» Written instruction: Pick out the lines below that include the string "BERFUNGSI".

* START Records supplied *

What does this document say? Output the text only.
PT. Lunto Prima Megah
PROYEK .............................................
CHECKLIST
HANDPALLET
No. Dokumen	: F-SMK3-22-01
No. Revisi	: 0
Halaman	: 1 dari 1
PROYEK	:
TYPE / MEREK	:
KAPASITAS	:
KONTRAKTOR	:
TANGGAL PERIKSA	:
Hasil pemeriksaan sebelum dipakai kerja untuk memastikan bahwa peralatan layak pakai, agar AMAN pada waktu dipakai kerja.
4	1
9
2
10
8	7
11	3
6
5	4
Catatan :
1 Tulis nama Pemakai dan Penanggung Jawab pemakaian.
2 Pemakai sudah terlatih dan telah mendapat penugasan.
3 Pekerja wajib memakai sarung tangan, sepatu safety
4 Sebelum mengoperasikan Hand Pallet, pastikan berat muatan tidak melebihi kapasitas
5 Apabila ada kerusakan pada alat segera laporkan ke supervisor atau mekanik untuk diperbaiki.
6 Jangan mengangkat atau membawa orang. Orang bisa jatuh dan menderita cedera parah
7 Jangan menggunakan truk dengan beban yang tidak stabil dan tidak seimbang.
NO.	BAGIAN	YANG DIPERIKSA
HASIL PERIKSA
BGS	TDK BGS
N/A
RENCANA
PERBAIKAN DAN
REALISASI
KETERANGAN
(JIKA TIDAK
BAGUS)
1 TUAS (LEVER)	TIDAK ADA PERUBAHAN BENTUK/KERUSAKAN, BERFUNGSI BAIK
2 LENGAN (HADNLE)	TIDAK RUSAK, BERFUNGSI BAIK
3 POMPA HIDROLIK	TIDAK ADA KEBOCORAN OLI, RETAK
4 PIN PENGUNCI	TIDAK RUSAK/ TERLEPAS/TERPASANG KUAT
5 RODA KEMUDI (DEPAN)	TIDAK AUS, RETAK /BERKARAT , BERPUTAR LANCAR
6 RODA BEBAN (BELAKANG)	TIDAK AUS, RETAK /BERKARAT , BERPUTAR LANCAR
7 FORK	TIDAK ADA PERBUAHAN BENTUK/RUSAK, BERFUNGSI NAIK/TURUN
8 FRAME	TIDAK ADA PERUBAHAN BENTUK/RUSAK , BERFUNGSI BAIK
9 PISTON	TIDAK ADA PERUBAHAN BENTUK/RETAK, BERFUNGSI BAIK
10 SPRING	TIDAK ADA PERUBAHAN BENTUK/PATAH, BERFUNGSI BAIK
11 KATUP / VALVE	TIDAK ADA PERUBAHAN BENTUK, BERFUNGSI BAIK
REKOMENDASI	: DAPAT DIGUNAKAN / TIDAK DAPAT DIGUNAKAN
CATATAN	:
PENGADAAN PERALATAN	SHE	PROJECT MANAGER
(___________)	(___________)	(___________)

* END Records supplied *

» Task result:
1 TUAS (LEVER)	TIDAK ADA PERUBAHAN BENTUK/KERUSAKAN, BERFUNGSI BAIK
2 LENGAN (HADNLE)	TIDAK RUSAK, BERFUNGSI BAIK
7 FORK	TIDAK ADA PERBUAHAN BENTUK/RUSAK, BERFUNGSI NAIK/TURUN
8 FRAME	TIDAK ADA PERUBAHAN BENTUK/RUSAK , BERFUNGSI BAIK
9 PISTON	TIDAK ADA PERUBAHAN BENTUK/RETAK, BERFUNGSI BAIK
10 SPRING	TIDAK ADA PERUBAHAN BENTUK/PATAH, BERFUNGSI BAIK
11 KATUP / VALVE	TIDAK ADA PERUBAHAN BENTUK, BERFUNGSI BAIK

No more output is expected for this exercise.